(Your objective) Locate and copy all lines bearing the word "color".

________________

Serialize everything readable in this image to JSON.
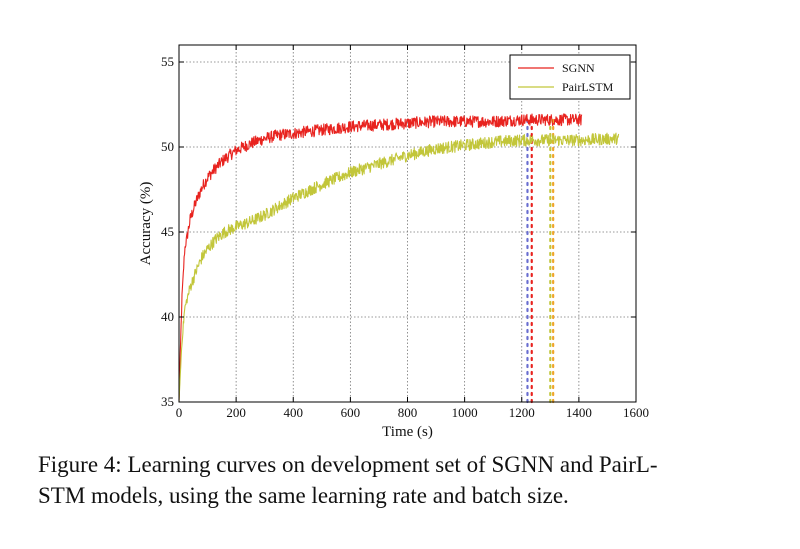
{
  "chart_data": {
    "type": "line",
    "title": "",
    "xlabel": "Time (s)",
    "ylabel": "Accuracy (%)",
    "xlim": [
      0,
      1600
    ],
    "ylim": [
      35,
      56
    ],
    "xticks": [
      0,
      200,
      400,
      600,
      800,
      1000,
      1200,
      1400,
      1600
    ],
    "yticks": [
      35,
      40,
      45,
      50,
      55
    ],
    "grid": true,
    "legend_position": "top-right",
    "series": [
      {
        "name": "SGNN",
        "color": "#e8231f",
        "x": [
          0,
          10,
          20,
          40,
          60,
          80,
          100,
          130,
          160,
          200,
          250,
          300,
          350,
          400,
          500,
          600,
          700,
          800,
          900,
          1000,
          1100,
          1200,
          1300,
          1410
        ],
        "y": [
          35,
          41,
          44,
          45.8,
          46.8,
          47.6,
          48.2,
          48.8,
          49.3,
          49.8,
          50.2,
          50.5,
          50.7,
          50.8,
          51.0,
          51.2,
          51.3,
          51.4,
          51.5,
          51.5,
          51.5,
          51.6,
          51.6,
          51.6
        ]
      },
      {
        "name": "PairLSTM",
        "color": "#c2c63a",
        "x": [
          0,
          10,
          20,
          40,
          60,
          80,
          100,
          130,
          160,
          200,
          250,
          300,
          350,
          400,
          500,
          600,
          700,
          800,
          900,
          1000,
          1100,
          1200,
          1300,
          1400,
          1540
        ],
        "y": [
          35,
          38.5,
          40.5,
          41.8,
          42.7,
          43.5,
          44.0,
          44.6,
          45.0,
          45.3,
          45.6,
          46.0,
          46.5,
          47.0,
          47.8,
          48.5,
          49.0,
          49.5,
          49.9,
          50.1,
          50.3,
          50.4,
          50.4,
          50.4,
          50.5
        ]
      }
    ],
    "annotations": [
      {
        "type": "vline",
        "x": 1220,
        "style": "dotted",
        "color": "#6a6fd0"
      },
      {
        "type": "vline",
        "x": 1235,
        "style": "dotted",
        "color": "#e8231f"
      },
      {
        "type": "vline",
        "x": 1300,
        "style": "dotted",
        "color": "#c2c63a"
      },
      {
        "type": "vline",
        "x": 1310,
        "style": "dotted",
        "color": "#f0a52a"
      }
    ]
  },
  "caption": {
    "line1": "Figure 4: Learning curves on development set of SGNN and PairL-",
    "line2": "STM models, using the same learning rate and batch size."
  }
}
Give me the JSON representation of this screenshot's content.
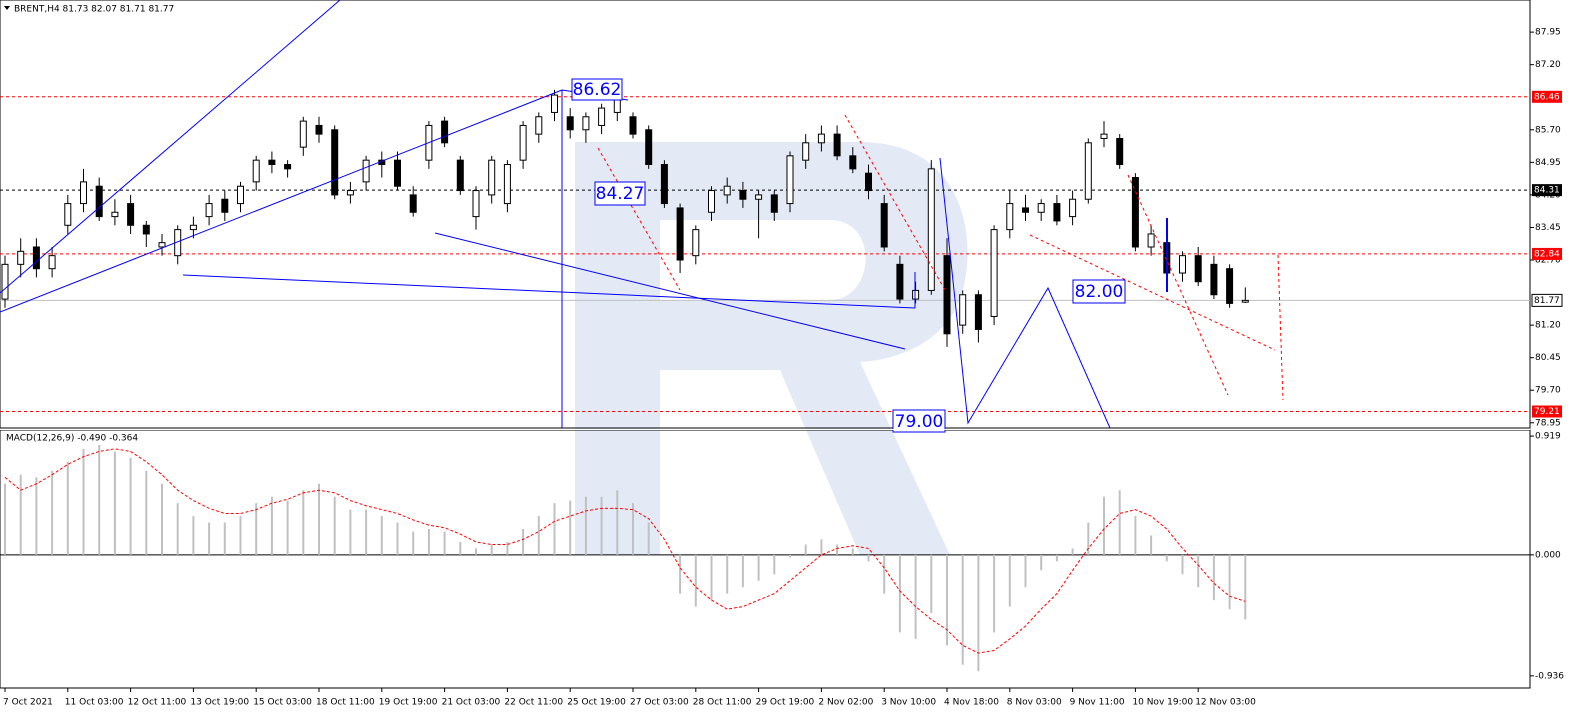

________________

(Final answer)
        "color": "#e8231f",
        "color": "#c2c63a",
        "color": "#6a6fd0"
        "color": "#e8231f"
        "color": "#c2c63a"
        "color": "#f0a52a"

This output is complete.